__Dataset items__.

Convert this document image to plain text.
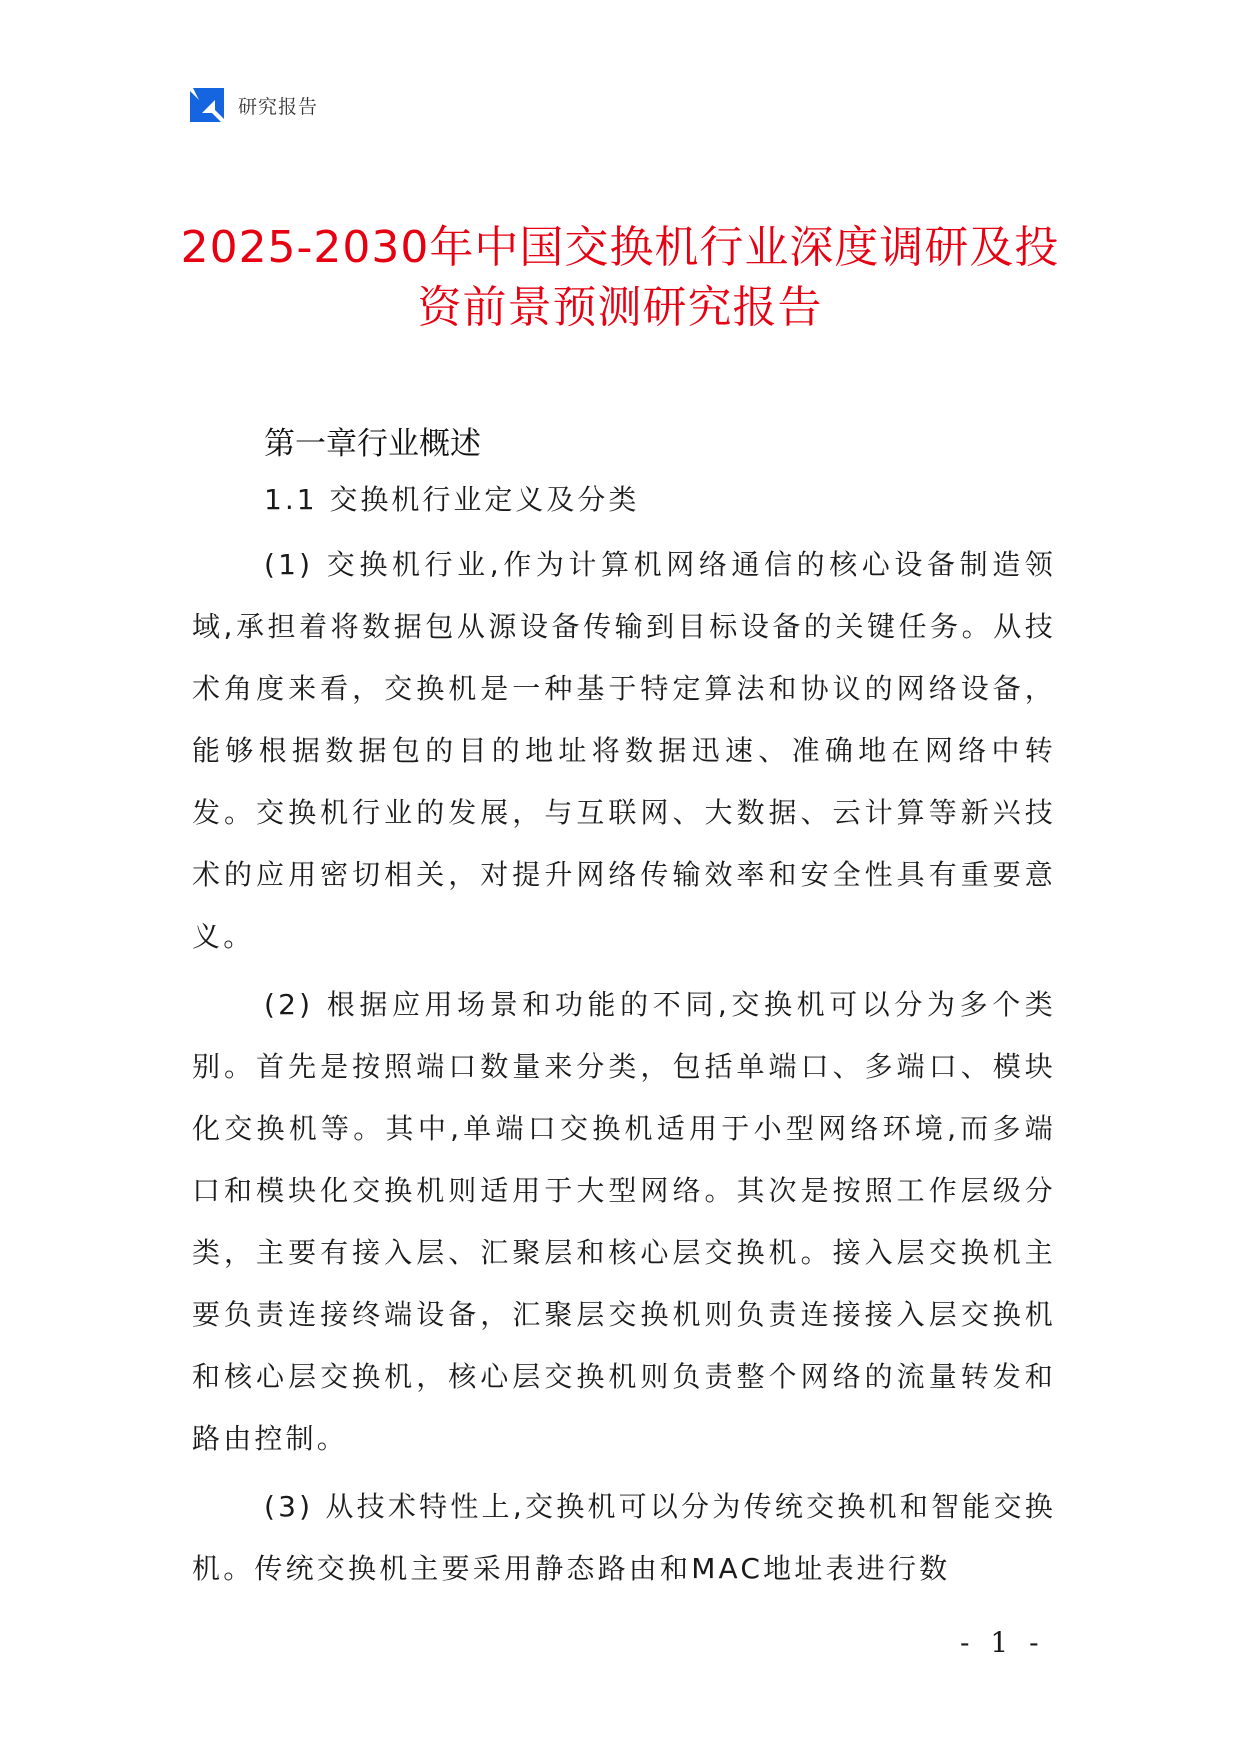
研究报告
2025-2030年中国交换机行业深度调研及投资前景预测研究报告
第一章行业概述
1.1 交换机行业定义及分类

(1) 交换机行业,作为计算机网络通信的核心设备制造领域,承担着将数据包从源设备传输到目标设备的关键任务。从技术角度来看，交换机是一种基于特定算法和协议的网络设备，能够根据数据包的目的地址将数据迅速、准确地在网络中转发。交换机行业的发展，与互联网、大数据、云计算等新兴技术的应用密切相关，对提升网络传输效率和安全性具有重要意义。

(2) 根据应用场景和功能的不同,交换机可以分为多个类别。首先是按照端口数量来分类，包括单端口、多端口、模块化交换机等。其中,单端口交换机适用于小型网络环境,而多端口和模块化交换机则适用于大型网络。其次是按照工作层级分类，主要有接入层、汇聚层和核心层交换机。接入层交换机主要负责连接终端设备，汇聚层交换机则负责连接接入层交换机和核心层交换机，核心层交换机则负责整个网络的流量转发和路由控制。

(3) 从技术特性上,交换机可以分为传统交换机和智能交换机。传统交换机主要采用静态路由和MAC地址表进行数

- 1 -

__YOUR OBJECTIVE__. Quote the records in their entirety, keeping the wording exact and excluding pictures.

__EXERCISE RESULT__.
Convert this document image to plain text.
研究报告
2025-2030年中国交换机行业深度调研及投资前景预测研究报告
第一章行业概述
1.1 交换机行业定义及分类

(1) 交换机行业,作为计算机网络通信的核心设备制造领域,承担着将数据包从源设备传输到目标设备的关键任务。从技术角度来看，交换机是一种基于特定算法和协议的网络设备，能够根据数据包的目的地址将数据迅速、准确地在网络中转发。交换机行业的发展，与互联网、大数据、云计算等新兴技术的应用密切相关，对提升网络传输效率和安全性具有重要意义。

(2) 根据应用场景和功能的不同,交换机可以分为多个类别。首先是按照端口数量来分类，包括单端口、多端口、模块化交换机等。其中,单端口交换机适用于小型网络环境,而多端口和模块化交换机则适用于大型网络。其次是按照工作层级分类，主要有接入层、汇聚层和核心层交换机。接入层交换机主要负责连接终端设备，汇聚层交换机则负责连接接入层交换机和核心层交换机，核心层交换机则负责整个网络的流量转发和路由控制。

(3) 从技术特性上,交换机可以分为传统交换机和智能交换机。传统交换机主要采用静态路由和MAC地址表进行数

- 1 -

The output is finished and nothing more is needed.